▶ [Do this]:
Find the lines holding the string "West" in the data, then copy all of them.

▶ [Records provided]:
## Begin

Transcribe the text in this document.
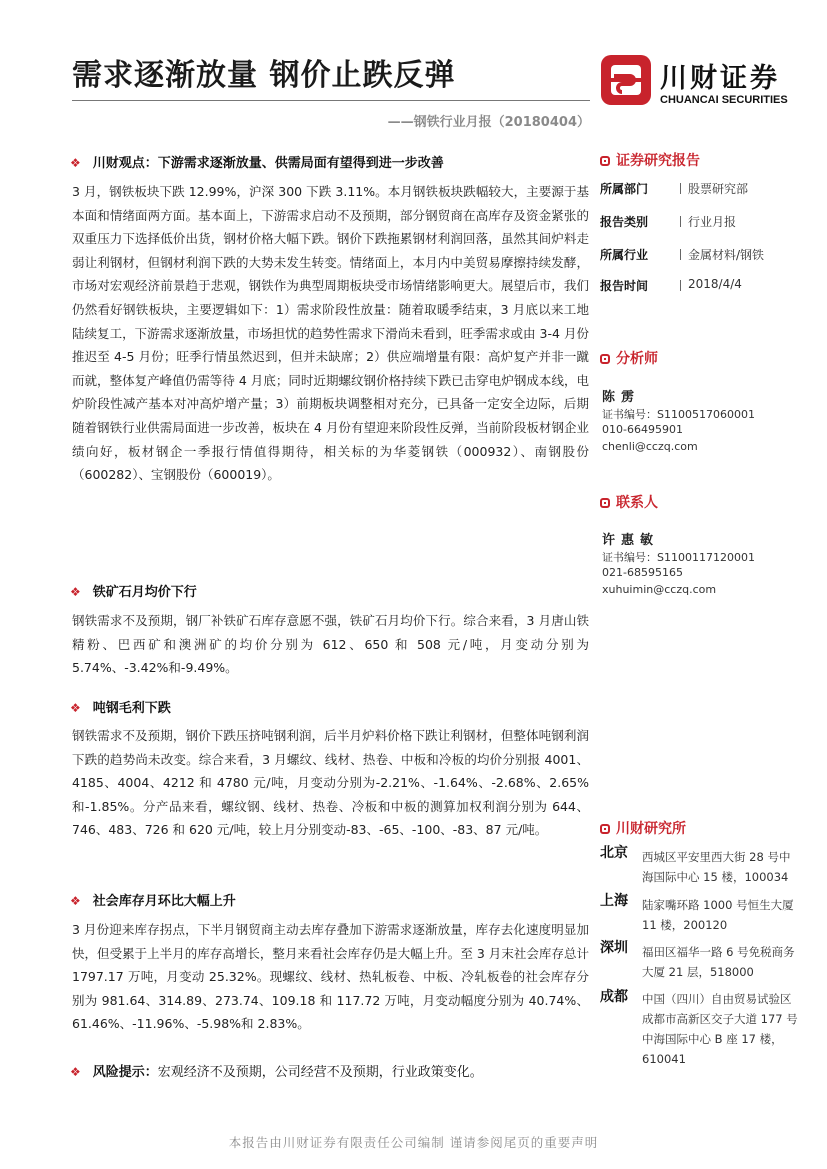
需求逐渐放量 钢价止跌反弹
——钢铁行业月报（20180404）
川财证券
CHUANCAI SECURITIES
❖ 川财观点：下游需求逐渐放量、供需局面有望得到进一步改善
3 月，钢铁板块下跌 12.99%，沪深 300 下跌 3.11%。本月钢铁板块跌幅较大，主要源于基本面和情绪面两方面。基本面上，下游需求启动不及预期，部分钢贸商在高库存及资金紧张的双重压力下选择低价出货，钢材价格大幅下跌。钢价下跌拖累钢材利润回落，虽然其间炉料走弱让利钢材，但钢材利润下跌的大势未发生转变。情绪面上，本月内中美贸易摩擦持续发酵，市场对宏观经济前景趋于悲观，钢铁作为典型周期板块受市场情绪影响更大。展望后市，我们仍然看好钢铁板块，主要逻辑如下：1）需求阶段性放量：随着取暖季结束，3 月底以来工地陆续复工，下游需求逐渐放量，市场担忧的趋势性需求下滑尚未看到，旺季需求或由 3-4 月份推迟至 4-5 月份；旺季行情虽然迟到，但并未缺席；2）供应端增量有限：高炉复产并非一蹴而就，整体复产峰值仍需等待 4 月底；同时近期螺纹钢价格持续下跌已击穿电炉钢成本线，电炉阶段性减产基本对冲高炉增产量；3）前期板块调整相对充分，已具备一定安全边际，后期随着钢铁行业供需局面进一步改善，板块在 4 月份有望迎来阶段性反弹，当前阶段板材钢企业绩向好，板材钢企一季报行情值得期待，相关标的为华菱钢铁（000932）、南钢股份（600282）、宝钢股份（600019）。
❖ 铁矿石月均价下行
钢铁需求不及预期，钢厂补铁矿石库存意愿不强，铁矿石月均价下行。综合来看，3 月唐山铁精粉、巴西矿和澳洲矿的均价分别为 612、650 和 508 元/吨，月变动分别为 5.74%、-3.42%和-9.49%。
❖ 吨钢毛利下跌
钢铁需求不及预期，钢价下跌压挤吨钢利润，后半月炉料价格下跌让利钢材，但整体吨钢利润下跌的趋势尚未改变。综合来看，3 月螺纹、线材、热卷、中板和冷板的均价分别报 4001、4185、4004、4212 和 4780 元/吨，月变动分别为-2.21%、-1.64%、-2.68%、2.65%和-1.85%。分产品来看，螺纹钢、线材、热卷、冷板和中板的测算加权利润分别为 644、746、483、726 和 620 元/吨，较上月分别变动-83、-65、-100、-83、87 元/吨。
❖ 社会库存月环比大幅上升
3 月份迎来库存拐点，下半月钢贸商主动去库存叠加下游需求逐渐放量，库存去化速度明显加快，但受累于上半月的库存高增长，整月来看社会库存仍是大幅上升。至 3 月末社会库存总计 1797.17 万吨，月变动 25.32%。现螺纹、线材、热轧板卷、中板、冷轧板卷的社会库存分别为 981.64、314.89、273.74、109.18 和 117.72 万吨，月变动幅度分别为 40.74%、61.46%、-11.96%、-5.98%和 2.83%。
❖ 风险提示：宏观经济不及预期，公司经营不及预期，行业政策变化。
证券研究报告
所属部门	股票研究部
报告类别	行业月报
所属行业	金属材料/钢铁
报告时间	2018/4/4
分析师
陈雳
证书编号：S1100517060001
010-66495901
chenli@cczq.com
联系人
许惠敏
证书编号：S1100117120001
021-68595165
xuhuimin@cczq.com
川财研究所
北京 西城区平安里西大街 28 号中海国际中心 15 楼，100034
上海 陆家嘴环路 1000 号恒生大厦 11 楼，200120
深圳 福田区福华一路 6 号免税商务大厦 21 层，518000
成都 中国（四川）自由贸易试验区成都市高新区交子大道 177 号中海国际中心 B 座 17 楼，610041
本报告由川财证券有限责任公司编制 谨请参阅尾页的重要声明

## End
## Begin

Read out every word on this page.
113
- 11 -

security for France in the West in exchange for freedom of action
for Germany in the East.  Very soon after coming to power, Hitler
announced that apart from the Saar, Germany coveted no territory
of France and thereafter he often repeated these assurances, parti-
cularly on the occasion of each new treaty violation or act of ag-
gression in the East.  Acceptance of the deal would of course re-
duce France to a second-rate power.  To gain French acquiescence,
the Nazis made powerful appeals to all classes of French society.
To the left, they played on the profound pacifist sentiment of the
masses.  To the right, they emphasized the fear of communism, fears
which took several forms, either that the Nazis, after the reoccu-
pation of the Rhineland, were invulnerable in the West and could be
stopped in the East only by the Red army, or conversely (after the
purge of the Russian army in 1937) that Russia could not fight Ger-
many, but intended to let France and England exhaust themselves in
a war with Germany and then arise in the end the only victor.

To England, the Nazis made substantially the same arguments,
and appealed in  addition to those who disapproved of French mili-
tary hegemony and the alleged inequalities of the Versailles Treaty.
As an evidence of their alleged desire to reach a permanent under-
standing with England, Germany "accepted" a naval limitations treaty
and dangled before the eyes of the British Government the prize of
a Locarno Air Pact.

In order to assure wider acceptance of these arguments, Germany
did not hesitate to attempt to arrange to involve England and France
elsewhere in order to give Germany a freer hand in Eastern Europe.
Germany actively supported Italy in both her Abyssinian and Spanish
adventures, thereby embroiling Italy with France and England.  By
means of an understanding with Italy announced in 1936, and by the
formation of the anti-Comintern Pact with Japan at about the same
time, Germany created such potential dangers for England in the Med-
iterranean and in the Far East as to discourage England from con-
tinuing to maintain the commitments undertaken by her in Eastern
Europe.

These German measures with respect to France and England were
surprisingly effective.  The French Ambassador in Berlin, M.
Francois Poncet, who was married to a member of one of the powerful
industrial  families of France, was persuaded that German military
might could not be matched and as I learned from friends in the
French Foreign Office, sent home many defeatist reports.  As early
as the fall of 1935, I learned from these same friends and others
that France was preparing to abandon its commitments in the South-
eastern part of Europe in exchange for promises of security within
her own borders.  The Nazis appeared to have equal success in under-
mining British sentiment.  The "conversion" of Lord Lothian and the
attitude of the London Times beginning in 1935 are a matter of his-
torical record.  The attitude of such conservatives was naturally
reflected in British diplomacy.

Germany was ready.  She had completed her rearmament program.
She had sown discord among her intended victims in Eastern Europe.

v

## End

▶ [Exercise solution]:
security for France in the West in exchange for freedom of action
pation of the Rhineland, were invulnerable in the West and could be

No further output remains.